_EXTRACTED ENTRIES:_
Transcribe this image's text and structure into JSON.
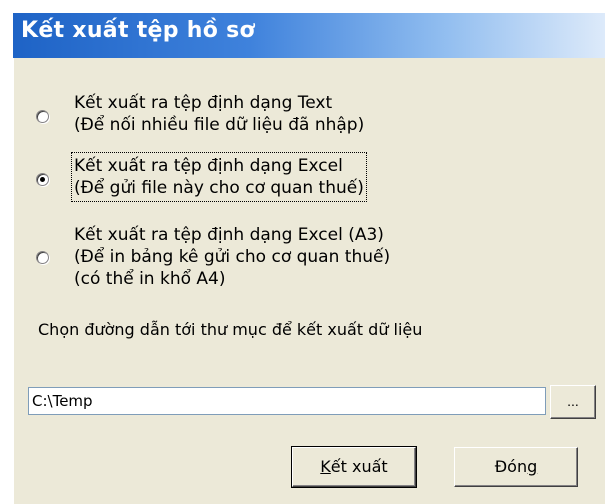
{
  "window": {
    "title": "Kết xuất tệp hồ sơ"
  },
  "options": [
    {
      "line1": "Kết xuất ra tệp định dạng Text",
      "line2": "(Để nối nhiều file dữ liệu đã nhập)",
      "line3": "",
      "checked": false
    },
    {
      "line1": "Kết xuất ra tệp định dạng Excel",
      "line2": "(Để gửi file này cho cơ quan thuế)",
      "line3": "",
      "checked": true
    },
    {
      "line1": "Kết xuất ra tệp định dạng Excel (A3)",
      "line2": "(Để in bảng kê gửi cho cơ quan thuế)",
      "line3": "(có thể in khổ A4)",
      "checked": false
    }
  ],
  "path": {
    "caption": "Chọn đường dẫn tới thư mục để kết xuất dữ liệu",
    "value": "C:\\Temp",
    "browse_label": "..."
  },
  "buttons": {
    "export_mnemonic": "K",
    "export_rest": "ết xuất",
    "close_pre": "Đón",
    "close_mnemonic": "g"
  }
}
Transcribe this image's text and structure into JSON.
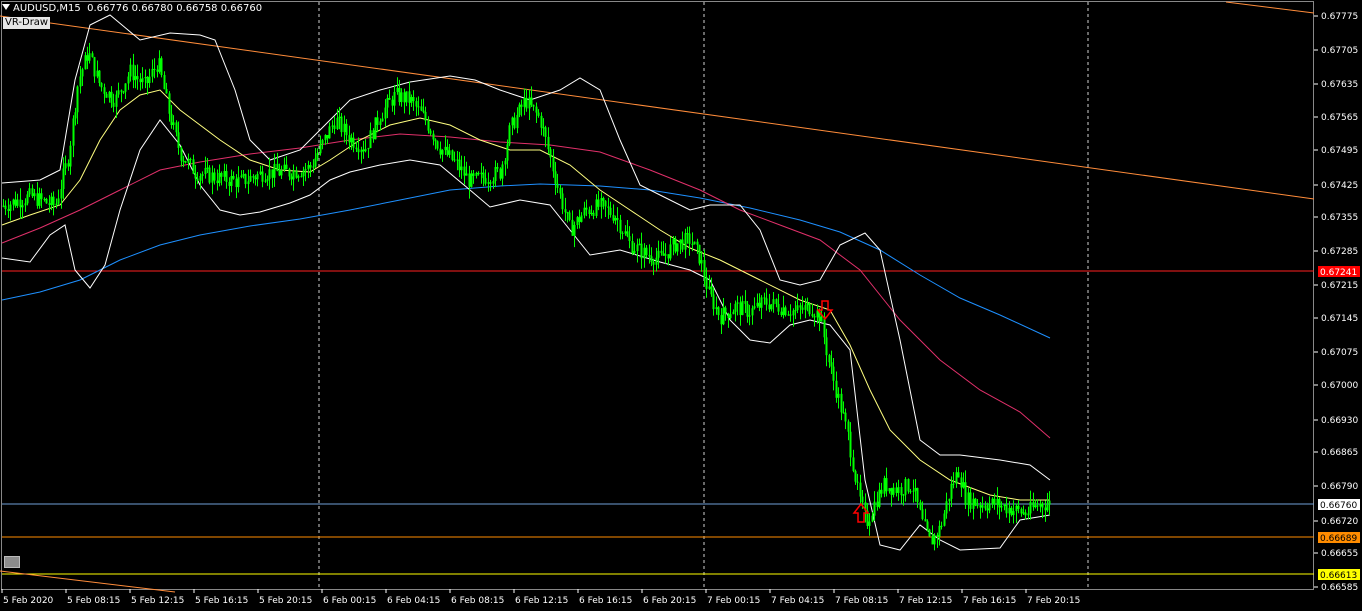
{
  "header": {
    "symbol": "AUDUSD,M15",
    "quotes": "0.66776 0.66780 0.66758 0.66760"
  },
  "indicator_button": "VR-Draw",
  "y_axis": {
    "ticks": [
      "0.67775",
      "0.67705",
      "0.67635",
      "0.67565",
      "0.67495",
      "0.67425",
      "0.67355",
      "0.67285",
      "0.67215",
      "0.67145",
      "0.67075",
      "0.67000",
      "0.66930",
      "0.66865",
      "0.66790",
      "0.66720",
      "0.66655",
      "0.66585"
    ]
  },
  "x_axis": {
    "ticks": [
      "5 Feb 2020",
      "5 Feb 08:15",
      "5 Feb 12:15",
      "5 Feb 16:15",
      "5 Feb 20:15",
      "6 Feb 00:15",
      "6 Feb 04:15",
      "6 Feb 08:15",
      "6 Feb 12:15",
      "6 Feb 16:15",
      "6 Feb 20:15",
      "7 Feb 00:15",
      "7 Feb 04:15",
      "7 Feb 08:15",
      "7 Feb 12:15",
      "7 Feb 16:15",
      "7 Feb 20:15"
    ]
  },
  "price_tags": [
    {
      "label": "0.67241",
      "bg": "#ff0000",
      "fg": "#ffffff",
      "line": "#ff2020"
    },
    {
      "label": "0.66760",
      "bg": "#ffffff",
      "fg": "#000000",
      "line": "#6f9fd8"
    },
    {
      "label": "0.66689",
      "bg": "#ff8c00",
      "fg": "#000000",
      "line": "#ff8c00"
    },
    {
      "label": "0.66613",
      "bg": "#ffff00",
      "fg": "#000000",
      "line": "#ffff00"
    }
  ],
  "colors": {
    "background": "#000000",
    "candles": "#00ff00",
    "bollinger": "#ffffff",
    "ma_fast": "#ffff80",
    "ma_mid": "#e0306a",
    "ma_slow": "#1e90ff",
    "trendline": "#ff8c3a",
    "arrow": "#ff0000"
  }
}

_EXERCISE TASK:_
Repeat the material above in full and unchanged, minus its images.

_TASK OUTPUT:_
Transcribe this image's text and structure into JSON.
{
  "window": {
    "title": "Kết xuất tệp hồ sơ"
  },
  "options": [
    {
      "line1": "Kết xuất ra tệp định dạng Text",
      "line2": "(Để nối nhiều file dữ liệu đã nhập)",
      "line3": "",
      "checked": false
    },
    {
      "line1": "Kết xuất ra tệp định dạng Excel",
      "line2": "(Để gửi file này cho cơ quan thuế)",
      "line3": "",
      "checked": true
    },
    {
      "line1": "Kết xuất ra tệp định dạng Excel (A3)",
      "line2": "(Để in bảng kê gửi cho cơ quan thuế)",
      "line3": "(có thể in khổ A4)",
      "checked": false
    }
  ],
  "path": {
    "caption": "Chọn đường dẫn tới thư mục để kết xuất dữ liệu",
    "value": "C:\\Temp",
    "browse_label": "..."
  },
  "buttons": {
    "export_mnemonic": "K",
    "export_rest": "ết xuất",
    "close_pre": "Đón",
    "close_mnemonic": "g"
  }
}
Transcribe this image's text and structure into JSON.
{
  "header": {
    "symbol": "AUDUSD,M15",
    "quotes": "0.66776 0.66780 0.66758 0.66760"
  },
  "indicator_button": "VR-Draw",
  "y_axis": {
    "ticks": [
      "0.67775",
      "0.67705",
      "0.67635",
      "0.67565",
      "0.67495",
      "0.67425",
      "0.67355",
      "0.67285",
      "0.67215",
      "0.67145",
      "0.67075",
      "0.67000",
      "0.66930",
      "0.66865",
      "0.66790",
      "0.66720",
      "0.66655",
      "0.66585"
    ]
  },
  "x_axis": {
    "ticks": [
      "5 Feb 2020",
      "5 Feb 08:15",
      "5 Feb 12:15",
      "5 Feb 16:15",
      "5 Feb 20:15",
      "6 Feb 00:15",
      "6 Feb 04:15",
      "6 Feb 08:15",
      "6 Feb 12:15",
      "6 Feb 16:15",
      "6 Feb 20:15",
      "7 Feb 00:15",
      "7 Feb 04:15",
      "7 Feb 08:15",
      "7 Feb 12:15",
      "7 Feb 16:15",
      "7 Feb 20:15"
    ]
  },
  "price_tags": [
    {
      "label": "0.67241",
      "bg": "#ff0000",
      "fg": "#ffffff",
      "line": "#ff2020"
    },
    {
      "label": "0.66760",
      "bg": "#ffffff",
      "fg": "#000000",
      "line": "#6f9fd8"
    },
    {
      "label": "0.66689",
      "bg": "#ff8c00",
      "fg": "#000000",
      "line": "#ff8c00"
    },
    {
      "label": "0.66613",
      "bg": "#ffff00",
      "fg": "#000000",
      "line": "#ffff00"
    }
  ],
  "colors": {
    "background": "#000000",
    "candles": "#00ff00",
    "bollinger": "#ffffff",
    "ma_fast": "#ffff80",
    "ma_mid": "#e0306a",
    "ma_slow": "#1e90ff",
    "trendline": "#ff8c3a",
    "arrow": "#ff0000"
  }
}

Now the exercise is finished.